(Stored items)
__________
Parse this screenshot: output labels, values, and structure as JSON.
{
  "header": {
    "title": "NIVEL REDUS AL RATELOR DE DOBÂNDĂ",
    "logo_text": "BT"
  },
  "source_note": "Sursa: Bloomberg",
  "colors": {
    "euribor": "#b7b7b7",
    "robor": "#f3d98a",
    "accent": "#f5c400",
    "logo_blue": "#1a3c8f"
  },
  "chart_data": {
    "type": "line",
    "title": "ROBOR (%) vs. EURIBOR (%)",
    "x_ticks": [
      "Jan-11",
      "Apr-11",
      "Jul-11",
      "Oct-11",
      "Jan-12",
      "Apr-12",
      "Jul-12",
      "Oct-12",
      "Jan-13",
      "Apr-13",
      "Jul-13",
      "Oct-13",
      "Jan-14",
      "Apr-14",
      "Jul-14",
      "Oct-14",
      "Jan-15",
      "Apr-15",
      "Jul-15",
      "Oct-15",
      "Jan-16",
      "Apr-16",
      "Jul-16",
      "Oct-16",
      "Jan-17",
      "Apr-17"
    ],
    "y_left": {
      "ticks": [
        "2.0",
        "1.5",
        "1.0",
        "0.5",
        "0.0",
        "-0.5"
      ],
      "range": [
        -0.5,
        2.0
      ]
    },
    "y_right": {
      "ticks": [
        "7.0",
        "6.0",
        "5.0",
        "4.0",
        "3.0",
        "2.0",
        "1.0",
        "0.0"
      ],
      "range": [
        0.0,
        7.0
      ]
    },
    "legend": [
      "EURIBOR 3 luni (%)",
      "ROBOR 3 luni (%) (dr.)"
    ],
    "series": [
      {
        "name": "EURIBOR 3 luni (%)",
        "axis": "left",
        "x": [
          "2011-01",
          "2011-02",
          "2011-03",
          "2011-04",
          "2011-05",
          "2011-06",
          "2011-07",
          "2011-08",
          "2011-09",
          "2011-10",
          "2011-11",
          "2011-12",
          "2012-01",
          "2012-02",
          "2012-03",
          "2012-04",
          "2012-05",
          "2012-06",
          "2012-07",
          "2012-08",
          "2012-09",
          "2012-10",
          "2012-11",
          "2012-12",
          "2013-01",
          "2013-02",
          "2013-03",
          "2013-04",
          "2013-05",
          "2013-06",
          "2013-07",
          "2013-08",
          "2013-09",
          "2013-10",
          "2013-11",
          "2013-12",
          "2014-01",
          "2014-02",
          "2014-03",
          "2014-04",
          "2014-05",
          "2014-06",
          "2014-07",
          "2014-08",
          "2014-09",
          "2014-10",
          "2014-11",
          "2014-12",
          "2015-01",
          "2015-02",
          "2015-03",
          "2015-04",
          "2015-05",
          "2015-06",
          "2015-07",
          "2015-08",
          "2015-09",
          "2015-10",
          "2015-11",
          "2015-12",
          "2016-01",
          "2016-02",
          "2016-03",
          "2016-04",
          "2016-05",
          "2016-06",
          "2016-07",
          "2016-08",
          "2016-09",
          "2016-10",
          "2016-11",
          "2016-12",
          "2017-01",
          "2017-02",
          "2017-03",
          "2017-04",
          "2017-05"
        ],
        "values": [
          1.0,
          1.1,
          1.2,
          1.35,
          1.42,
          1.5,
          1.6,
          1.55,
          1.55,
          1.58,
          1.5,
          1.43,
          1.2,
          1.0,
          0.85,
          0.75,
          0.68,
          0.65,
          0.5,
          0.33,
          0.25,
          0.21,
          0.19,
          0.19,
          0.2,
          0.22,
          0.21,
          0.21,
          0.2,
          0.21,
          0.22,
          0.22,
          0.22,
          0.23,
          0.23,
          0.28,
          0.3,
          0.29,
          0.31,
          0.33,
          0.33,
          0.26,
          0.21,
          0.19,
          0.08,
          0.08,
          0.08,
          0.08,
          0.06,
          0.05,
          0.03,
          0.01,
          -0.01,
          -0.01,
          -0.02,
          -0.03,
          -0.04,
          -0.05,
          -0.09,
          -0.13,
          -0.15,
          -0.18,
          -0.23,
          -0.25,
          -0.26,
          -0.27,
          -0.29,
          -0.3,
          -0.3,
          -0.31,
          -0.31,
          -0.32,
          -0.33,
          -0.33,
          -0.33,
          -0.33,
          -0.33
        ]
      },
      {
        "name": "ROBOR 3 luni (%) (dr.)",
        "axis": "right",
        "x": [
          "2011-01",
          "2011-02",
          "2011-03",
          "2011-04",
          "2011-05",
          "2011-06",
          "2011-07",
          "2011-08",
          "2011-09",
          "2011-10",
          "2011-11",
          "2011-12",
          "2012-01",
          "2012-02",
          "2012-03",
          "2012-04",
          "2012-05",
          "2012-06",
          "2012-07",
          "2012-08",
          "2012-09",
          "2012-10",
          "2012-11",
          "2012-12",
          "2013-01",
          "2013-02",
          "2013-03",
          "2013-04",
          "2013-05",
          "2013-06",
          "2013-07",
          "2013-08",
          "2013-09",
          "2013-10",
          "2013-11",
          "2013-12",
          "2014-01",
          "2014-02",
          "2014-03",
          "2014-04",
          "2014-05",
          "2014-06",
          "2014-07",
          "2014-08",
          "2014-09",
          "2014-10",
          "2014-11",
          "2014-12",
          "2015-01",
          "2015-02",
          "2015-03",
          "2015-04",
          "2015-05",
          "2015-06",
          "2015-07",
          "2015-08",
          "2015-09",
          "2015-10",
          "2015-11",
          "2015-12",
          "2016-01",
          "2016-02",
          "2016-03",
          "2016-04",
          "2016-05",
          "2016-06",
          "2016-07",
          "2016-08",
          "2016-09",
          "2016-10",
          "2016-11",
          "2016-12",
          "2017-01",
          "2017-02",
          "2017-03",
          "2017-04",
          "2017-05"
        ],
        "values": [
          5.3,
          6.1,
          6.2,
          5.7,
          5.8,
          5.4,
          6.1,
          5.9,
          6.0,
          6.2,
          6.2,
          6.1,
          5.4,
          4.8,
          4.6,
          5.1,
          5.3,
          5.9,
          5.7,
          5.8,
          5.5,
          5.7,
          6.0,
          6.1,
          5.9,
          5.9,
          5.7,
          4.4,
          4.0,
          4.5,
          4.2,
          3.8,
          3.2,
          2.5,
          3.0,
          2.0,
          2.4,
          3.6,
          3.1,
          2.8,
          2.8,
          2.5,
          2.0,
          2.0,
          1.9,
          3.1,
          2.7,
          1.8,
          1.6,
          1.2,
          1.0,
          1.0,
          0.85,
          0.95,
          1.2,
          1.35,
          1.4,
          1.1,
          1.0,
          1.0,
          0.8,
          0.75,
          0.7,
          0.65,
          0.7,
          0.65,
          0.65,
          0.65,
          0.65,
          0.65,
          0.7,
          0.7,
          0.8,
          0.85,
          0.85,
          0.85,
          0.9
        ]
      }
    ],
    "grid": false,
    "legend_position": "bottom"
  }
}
__________
**Aim:**
Nothing in the data may differ; print all of it exactly as written.

**Exercise answer:**
Parse this screenshot: output labels, values, and structure as JSON.
{
  "header": {
    "title": "NIVEL REDUS AL RATELOR DE DOBÂNDĂ",
    "logo_text": "BT"
  },
  "source_note": "Sursa: Bloomberg",
  "colors": {
    "euribor": "#b7b7b7",
    "robor": "#f3d98a",
    "accent": "#f5c400",
    "logo_blue": "#1a3c8f"
  },
  "chart_data": {
    "type": "line",
    "title": "ROBOR (%) vs. EURIBOR (%)",
    "x_ticks": [
      "Jan-11",
      "Apr-11",
      "Jul-11",
      "Oct-11",
      "Jan-12",
      "Apr-12",
      "Jul-12",
      "Oct-12",
      "Jan-13",
      "Apr-13",
      "Jul-13",
      "Oct-13",
      "Jan-14",
      "Apr-14",
      "Jul-14",
      "Oct-14",
      "Jan-15",
      "Apr-15",
      "Jul-15",
      "Oct-15",
      "Jan-16",
      "Apr-16",
      "Jul-16",
      "Oct-16",
      "Jan-17",
      "Apr-17"
    ],
    "y_left": {
      "ticks": [
        "2.0",
        "1.5",
        "1.0",
        "0.5",
        "0.0",
        "-0.5"
      ],
      "range": [
        -0.5,
        2.0
      ]
    },
    "y_right": {
      "ticks": [
        "7.0",
        "6.0",
        "5.0",
        "4.0",
        "3.0",
        "2.0",
        "1.0",
        "0.0"
      ],
      "range": [
        0.0,
        7.0
      ]
    },
    "legend": [
      "EURIBOR 3 luni (%)",
      "ROBOR 3 luni (%) (dr.)"
    ],
    "series": [
      {
        "name": "EURIBOR 3 luni (%)",
        "axis": "left",
        "x": [
          "2011-01",
          "2011-02",
          "2011-03",
          "2011-04",
          "2011-05",
          "2011-06",
          "2011-07",
          "2011-08",
          "2011-09",
          "2011-10",
          "2011-11",
          "2011-12",
          "2012-01",
          "2012-02",
          "2012-03",
          "2012-04",
          "2012-05",
          "2012-06",
          "2012-07",
          "2012-08",
          "2012-09",
          "2012-10",
          "2012-11",
          "2012-12",
          "2013-01",
          "2013-02",
          "2013-03",
          "2013-04",
          "2013-05",
          "2013-06",
          "2013-07",
          "2013-08",
          "2013-09",
          "2013-10",
          "2013-11",
          "2013-12",
          "2014-01",
          "2014-02",
          "2014-03",
          "2014-04",
          "2014-05",
          "2014-06",
          "2014-07",
          "2014-08",
          "2014-09",
          "2014-10",
          "2014-11",
          "2014-12",
          "2015-01",
          "2015-02",
          "2015-03",
          "2015-04",
          "2015-05",
          "2015-06",
          "2015-07",
          "2015-08",
          "2015-09",
          "2015-10",
          "2015-11",
          "2015-12",
          "2016-01",
          "2016-02",
          "2016-03",
          "2016-04",
          "2016-05",
          "2016-06",
          "2016-07",
          "2016-08",
          "2016-09",
          "2016-10",
          "2016-11",
          "2016-12",
          "2017-01",
          "2017-02",
          "2017-03",
          "2017-04",
          "2017-05"
        ],
        "values": [
          1.0,
          1.1,
          1.2,
          1.35,
          1.42,
          1.5,
          1.6,
          1.55,
          1.55,
          1.58,
          1.5,
          1.43,
          1.2,
          1.0,
          0.85,
          0.75,
          0.68,
          0.65,
          0.5,
          0.33,
          0.25,
          0.21,
          0.19,
          0.19,
          0.2,
          0.22,
          0.21,
          0.21,
          0.2,
          0.21,
          0.22,
          0.22,
          0.22,
          0.23,
          0.23,
          0.28,
          0.3,
          0.29,
          0.31,
          0.33,
          0.33,
          0.26,
          0.21,
          0.19,
          0.08,
          0.08,
          0.08,
          0.08,
          0.06,
          0.05,
          0.03,
          0.01,
          -0.01,
          -0.01,
          -0.02,
          -0.03,
          -0.04,
          -0.05,
          -0.09,
          -0.13,
          -0.15,
          -0.18,
          -0.23,
          -0.25,
          -0.26,
          -0.27,
          -0.29,
          -0.3,
          -0.3,
          -0.31,
          -0.31,
          -0.32,
          -0.33,
          -0.33,
          -0.33,
          -0.33,
          -0.33
        ]
      },
      {
        "name": "ROBOR 3 luni (%) (dr.)",
        "axis": "right",
        "x": [
          "2011-01",
          "2011-02",
          "2011-03",
          "2011-04",
          "2011-05",
          "2011-06",
          "2011-07",
          "2011-08",
          "2011-09",
          "2011-10",
          "2011-11",
          "2011-12",
          "2012-01",
          "2012-02",
          "2012-03",
          "2012-04",
          "2012-05",
          "2012-06",
          "2012-07",
          "2012-08",
          "2012-09",
          "2012-10",
          "2012-11",
          "2012-12",
          "2013-01",
          "2013-02",
          "2013-03",
          "2013-04",
          "2013-05",
          "2013-06",
          "2013-07",
          "2013-08",
          "2013-09",
          "2013-10",
          "2013-11",
          "2013-12",
          "2014-01",
          "2014-02",
          "2014-03",
          "2014-04",
          "2014-05",
          "2014-06",
          "2014-07",
          "2014-08",
          "2014-09",
          "2014-10",
          "2014-11",
          "2014-12",
          "2015-01",
          "2015-02",
          "2015-03",
          "2015-04",
          "2015-05",
          "2015-06",
          "2015-07",
          "2015-08",
          "2015-09",
          "2015-10",
          "2015-11",
          "2015-12",
          "2016-01",
          "2016-02",
          "2016-03",
          "2016-04",
          "2016-05",
          "2016-06",
          "2016-07",
          "2016-08",
          "2016-09",
          "2016-10",
          "2016-11",
          "2016-12",
          "2017-01",
          "2017-02",
          "2017-03",
          "2017-04",
          "2017-05"
        ],
        "values": [
          5.3,
          6.1,
          6.2,
          5.7,
          5.8,
          5.4,
          6.1,
          5.9,
          6.0,
          6.2,
          6.2,
          6.1,
          5.4,
          4.8,
          4.6,
          5.1,
          5.3,
          5.9,
          5.7,
          5.8,
          5.5,
          5.7,
          6.0,
          6.1,
          5.9,
          5.9,
          5.7,
          4.4,
          4.0,
          4.5,
          4.2,
          3.8,
          3.2,
          2.5,
          3.0,
          2.0,
          2.4,
          3.6,
          3.1,
          2.8,
          2.8,
          2.5,
          2.0,
          2.0,
          1.9,
          3.1,
          2.7,
          1.8,
          1.6,
          1.2,
          1.0,
          1.0,
          0.85,
          0.95,
          1.2,
          1.35,
          1.4,
          1.1,
          1.0,
          1.0,
          0.8,
          0.75,
          0.7,
          0.65,
          0.7,
          0.65,
          0.65,
          0.65,
          0.65,
          0.65,
          0.7,
          0.7,
          0.8,
          0.85,
          0.85,
          0.85,
          0.9
        ]
      }
    ],
    "grid": false,
    "legend_position": "bottom"
  }
}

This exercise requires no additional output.